> **WRITTEN INSTRUCTION**: Give back the full listing, character for character, with no pictures.

--- START ENTRIES ---

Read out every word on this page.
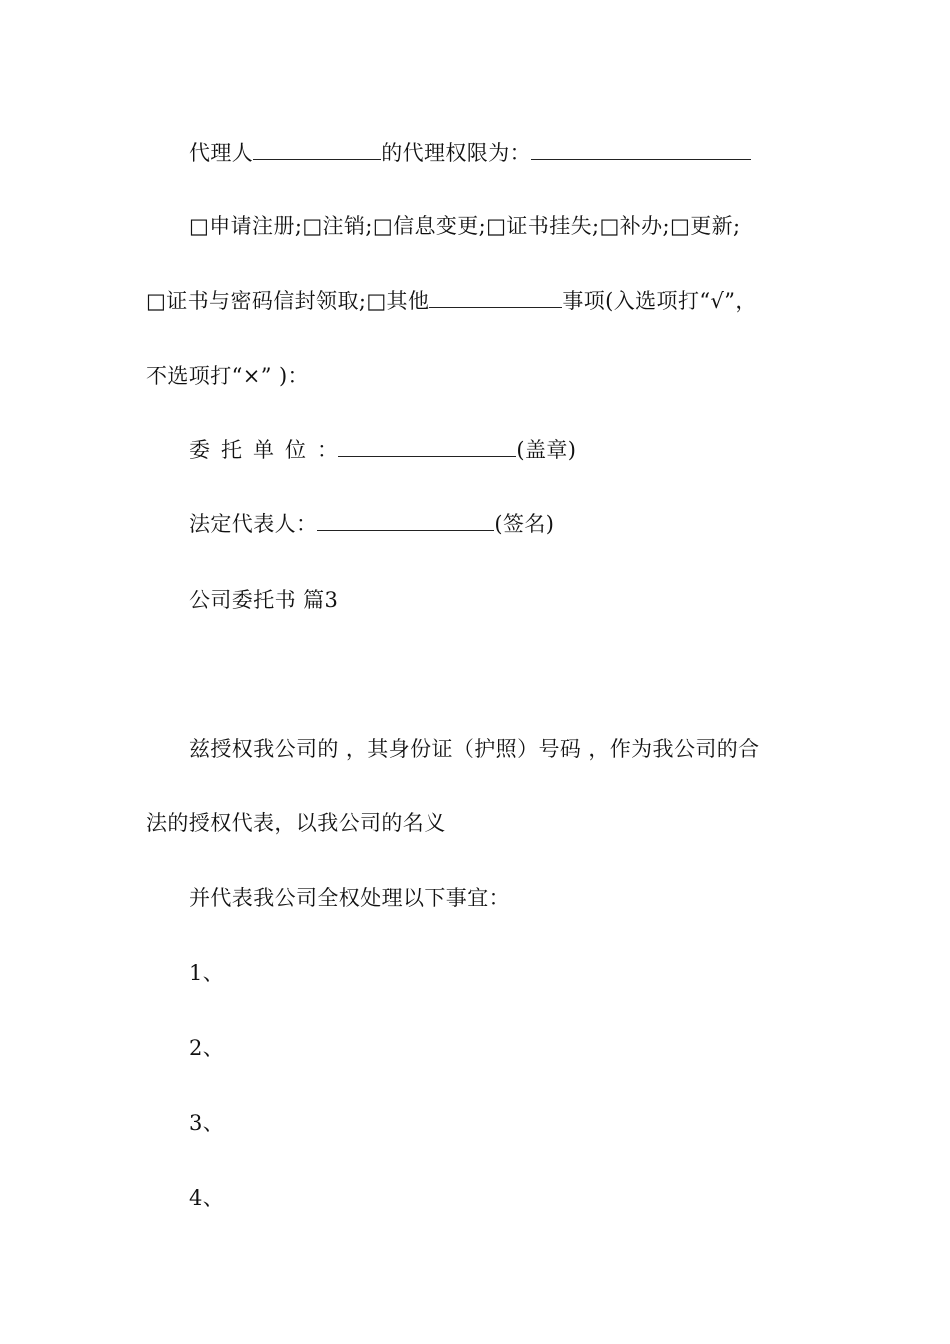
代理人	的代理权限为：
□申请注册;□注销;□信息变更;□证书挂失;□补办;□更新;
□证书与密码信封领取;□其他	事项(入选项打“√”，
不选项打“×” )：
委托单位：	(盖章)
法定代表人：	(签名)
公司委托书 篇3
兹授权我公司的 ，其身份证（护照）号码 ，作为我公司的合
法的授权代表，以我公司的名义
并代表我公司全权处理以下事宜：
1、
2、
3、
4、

--- END ENTRIES ---

> **REPLY TO THE TASK**:
Read out every word on this page.
代理人	的代理权限为：
□申请注册;□注销;□信息变更;□证书挂失;□补办;□更新;
□证书与密码信封领取;□其他	事项(入选项打“√”，
不选项打“×” )：
委托单位：	(盖章)
法定代表人：	(签名)
公司委托书 篇3
兹授权我公司的 ，其身份证（护照）号码 ，作为我公司的合
法的授权代表，以我公司的名义
并代表我公司全权处理以下事宜：
1、
2、
3、
4、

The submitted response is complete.